*Your instructions*
Copy, in full, each line of the material that holds the word "scharf".

Stored data entries
:::::

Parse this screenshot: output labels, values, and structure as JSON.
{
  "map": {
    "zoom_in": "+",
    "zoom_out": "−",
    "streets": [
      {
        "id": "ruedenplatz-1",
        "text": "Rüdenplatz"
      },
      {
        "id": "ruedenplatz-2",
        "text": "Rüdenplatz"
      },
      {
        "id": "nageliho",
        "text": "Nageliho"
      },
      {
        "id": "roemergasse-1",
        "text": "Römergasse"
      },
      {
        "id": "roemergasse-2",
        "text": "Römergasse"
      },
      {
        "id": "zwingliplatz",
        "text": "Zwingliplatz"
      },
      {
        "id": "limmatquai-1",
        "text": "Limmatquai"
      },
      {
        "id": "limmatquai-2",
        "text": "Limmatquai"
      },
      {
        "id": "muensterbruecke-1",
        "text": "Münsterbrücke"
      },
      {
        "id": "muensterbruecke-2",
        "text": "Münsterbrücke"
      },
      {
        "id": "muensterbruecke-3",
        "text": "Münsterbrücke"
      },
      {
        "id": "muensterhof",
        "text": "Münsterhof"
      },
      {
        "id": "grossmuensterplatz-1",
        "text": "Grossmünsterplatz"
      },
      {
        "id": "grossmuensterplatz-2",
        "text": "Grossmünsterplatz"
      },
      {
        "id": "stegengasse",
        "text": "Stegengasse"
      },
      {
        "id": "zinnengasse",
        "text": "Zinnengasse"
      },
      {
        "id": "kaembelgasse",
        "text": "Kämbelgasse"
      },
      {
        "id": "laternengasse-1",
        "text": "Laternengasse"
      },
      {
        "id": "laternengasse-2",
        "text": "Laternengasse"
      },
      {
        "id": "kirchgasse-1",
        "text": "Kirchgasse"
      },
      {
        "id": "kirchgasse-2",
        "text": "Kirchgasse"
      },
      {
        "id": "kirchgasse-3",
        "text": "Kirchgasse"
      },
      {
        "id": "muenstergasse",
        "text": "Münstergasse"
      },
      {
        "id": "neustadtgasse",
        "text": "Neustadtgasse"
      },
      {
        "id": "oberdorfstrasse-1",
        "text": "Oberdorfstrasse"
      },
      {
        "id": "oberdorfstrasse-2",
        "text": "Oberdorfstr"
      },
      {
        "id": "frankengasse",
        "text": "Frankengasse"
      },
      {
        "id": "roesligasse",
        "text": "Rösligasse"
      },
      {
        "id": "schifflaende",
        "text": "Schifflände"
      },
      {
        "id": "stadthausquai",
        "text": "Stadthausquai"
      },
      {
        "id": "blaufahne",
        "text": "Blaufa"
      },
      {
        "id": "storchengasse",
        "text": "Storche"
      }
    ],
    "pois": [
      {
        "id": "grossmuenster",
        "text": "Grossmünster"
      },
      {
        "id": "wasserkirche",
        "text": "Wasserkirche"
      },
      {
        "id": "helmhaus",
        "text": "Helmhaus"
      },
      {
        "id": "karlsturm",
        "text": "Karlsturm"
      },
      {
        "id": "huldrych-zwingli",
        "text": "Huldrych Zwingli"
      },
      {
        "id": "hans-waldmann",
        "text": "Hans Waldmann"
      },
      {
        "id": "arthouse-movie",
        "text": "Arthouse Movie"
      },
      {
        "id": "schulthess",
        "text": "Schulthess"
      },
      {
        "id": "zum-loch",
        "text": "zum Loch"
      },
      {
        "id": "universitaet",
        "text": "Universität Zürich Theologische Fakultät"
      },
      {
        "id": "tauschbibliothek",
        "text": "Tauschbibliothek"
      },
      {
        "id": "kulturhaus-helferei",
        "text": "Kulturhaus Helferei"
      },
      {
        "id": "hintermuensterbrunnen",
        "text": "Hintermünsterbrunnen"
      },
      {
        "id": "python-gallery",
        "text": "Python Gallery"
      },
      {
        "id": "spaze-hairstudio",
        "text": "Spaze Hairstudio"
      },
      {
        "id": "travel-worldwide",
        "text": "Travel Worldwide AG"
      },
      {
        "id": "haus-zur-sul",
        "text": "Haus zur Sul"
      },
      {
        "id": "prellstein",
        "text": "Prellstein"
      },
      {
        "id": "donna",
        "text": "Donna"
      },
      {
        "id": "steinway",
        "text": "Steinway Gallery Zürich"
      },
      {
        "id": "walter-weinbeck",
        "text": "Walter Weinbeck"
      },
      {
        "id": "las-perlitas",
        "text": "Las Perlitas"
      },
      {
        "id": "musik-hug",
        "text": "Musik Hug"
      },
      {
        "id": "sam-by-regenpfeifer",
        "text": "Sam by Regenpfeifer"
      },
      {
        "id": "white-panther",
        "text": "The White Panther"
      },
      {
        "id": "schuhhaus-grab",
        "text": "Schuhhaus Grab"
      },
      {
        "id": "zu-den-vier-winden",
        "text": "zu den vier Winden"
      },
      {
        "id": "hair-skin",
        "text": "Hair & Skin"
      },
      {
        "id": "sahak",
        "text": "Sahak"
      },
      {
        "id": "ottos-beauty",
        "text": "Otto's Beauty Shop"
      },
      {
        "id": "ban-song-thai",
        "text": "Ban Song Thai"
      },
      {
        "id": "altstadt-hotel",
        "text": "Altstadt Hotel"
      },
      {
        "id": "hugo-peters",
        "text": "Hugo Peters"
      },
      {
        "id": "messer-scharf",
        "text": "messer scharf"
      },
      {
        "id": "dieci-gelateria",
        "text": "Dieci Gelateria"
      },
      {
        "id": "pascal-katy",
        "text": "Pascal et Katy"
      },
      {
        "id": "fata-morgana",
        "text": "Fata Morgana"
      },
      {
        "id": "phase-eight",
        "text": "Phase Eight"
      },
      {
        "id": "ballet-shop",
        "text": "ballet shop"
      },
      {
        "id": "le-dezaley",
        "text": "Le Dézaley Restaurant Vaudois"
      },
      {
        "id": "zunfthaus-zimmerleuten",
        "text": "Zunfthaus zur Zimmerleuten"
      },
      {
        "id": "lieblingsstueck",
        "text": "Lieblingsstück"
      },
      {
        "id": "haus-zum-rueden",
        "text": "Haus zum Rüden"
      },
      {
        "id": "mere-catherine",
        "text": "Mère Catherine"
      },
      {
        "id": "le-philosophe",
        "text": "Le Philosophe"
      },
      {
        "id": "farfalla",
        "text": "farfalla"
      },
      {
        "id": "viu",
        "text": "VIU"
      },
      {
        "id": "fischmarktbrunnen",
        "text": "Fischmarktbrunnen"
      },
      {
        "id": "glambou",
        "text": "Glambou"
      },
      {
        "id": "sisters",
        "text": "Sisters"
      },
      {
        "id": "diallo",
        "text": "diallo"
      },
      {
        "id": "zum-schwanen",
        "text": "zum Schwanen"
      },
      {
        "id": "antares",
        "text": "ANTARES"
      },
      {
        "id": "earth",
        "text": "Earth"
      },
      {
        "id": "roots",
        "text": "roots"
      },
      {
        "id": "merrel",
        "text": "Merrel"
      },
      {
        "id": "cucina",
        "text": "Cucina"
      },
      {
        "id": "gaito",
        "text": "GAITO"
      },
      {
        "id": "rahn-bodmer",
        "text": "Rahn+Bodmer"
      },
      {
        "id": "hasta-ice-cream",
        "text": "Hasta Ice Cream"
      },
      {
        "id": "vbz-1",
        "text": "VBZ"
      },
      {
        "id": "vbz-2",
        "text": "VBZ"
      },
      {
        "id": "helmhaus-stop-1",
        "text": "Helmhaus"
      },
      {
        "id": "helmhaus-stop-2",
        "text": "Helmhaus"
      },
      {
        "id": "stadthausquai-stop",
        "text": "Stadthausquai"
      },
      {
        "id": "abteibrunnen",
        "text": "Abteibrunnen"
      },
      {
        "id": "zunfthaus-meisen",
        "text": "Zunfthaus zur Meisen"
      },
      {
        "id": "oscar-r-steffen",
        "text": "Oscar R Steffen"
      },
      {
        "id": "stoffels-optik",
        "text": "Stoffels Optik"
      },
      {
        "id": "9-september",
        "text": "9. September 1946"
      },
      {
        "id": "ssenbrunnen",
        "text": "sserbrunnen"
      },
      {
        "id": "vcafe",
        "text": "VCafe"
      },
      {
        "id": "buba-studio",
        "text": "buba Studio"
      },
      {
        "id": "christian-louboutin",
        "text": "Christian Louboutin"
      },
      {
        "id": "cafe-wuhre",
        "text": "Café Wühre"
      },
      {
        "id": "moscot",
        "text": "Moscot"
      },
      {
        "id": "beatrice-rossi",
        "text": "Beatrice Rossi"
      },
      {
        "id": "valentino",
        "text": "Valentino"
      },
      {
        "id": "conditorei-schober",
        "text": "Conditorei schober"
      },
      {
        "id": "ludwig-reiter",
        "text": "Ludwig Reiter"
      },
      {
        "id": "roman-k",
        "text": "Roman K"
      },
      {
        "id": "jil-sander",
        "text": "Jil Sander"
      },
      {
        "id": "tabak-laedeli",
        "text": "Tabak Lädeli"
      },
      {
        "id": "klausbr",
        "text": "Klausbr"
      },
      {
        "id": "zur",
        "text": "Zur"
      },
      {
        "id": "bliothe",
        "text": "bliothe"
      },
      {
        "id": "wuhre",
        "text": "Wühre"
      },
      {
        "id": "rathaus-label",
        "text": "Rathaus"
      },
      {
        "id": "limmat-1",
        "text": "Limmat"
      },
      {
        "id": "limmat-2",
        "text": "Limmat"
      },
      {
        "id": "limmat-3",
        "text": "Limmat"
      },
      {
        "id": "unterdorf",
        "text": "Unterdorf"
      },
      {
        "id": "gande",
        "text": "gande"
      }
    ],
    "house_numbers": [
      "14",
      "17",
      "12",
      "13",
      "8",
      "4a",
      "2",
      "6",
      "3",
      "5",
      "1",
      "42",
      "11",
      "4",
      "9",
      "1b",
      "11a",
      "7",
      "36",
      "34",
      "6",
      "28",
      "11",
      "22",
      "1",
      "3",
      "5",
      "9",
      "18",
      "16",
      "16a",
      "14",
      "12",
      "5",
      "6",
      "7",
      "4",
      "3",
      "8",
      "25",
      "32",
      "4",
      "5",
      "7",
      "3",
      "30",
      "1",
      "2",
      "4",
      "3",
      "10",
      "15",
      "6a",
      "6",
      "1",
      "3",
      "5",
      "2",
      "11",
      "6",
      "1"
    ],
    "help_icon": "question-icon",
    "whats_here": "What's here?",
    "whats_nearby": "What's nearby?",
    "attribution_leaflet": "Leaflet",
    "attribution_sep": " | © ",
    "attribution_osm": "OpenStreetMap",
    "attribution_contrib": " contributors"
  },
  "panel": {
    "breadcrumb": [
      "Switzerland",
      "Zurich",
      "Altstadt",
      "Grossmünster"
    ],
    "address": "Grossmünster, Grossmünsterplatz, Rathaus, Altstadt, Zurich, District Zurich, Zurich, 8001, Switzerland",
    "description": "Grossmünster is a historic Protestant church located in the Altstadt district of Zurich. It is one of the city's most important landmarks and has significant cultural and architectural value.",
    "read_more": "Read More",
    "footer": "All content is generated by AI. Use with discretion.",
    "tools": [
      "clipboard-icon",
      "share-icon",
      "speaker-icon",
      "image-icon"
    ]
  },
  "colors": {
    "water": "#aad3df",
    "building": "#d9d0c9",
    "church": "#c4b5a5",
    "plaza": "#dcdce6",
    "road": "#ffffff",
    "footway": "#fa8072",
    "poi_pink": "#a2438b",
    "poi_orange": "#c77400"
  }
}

:::::

*Problem solution*
        "id": "messer-scharf",
        "text": "messer scharf"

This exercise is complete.